TASK GOAL: Below is a listing; reproduce each line of it exactly.

(Figure collection entries)
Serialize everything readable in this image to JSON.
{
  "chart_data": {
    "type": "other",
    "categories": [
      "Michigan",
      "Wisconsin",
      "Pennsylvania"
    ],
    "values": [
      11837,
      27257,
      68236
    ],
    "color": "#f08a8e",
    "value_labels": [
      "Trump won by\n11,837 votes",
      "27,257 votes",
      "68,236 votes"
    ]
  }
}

TASK SOLUTION:
Serialize everything readable in this image to JSON.
{
  "chart_data": {
    "type": "other",
    "categories": [
      "Michigan",
      "Wisconsin",
      "Pennsylvania"
    ],
    "values": [
      11837,
      27257,
      68236
    ],
    "color": "#f08a8e",
    "value_labels": [
      "Trump won by\n11,837 votes",
      "27,257 votes",
      "68,236 votes"
    ]
  }
}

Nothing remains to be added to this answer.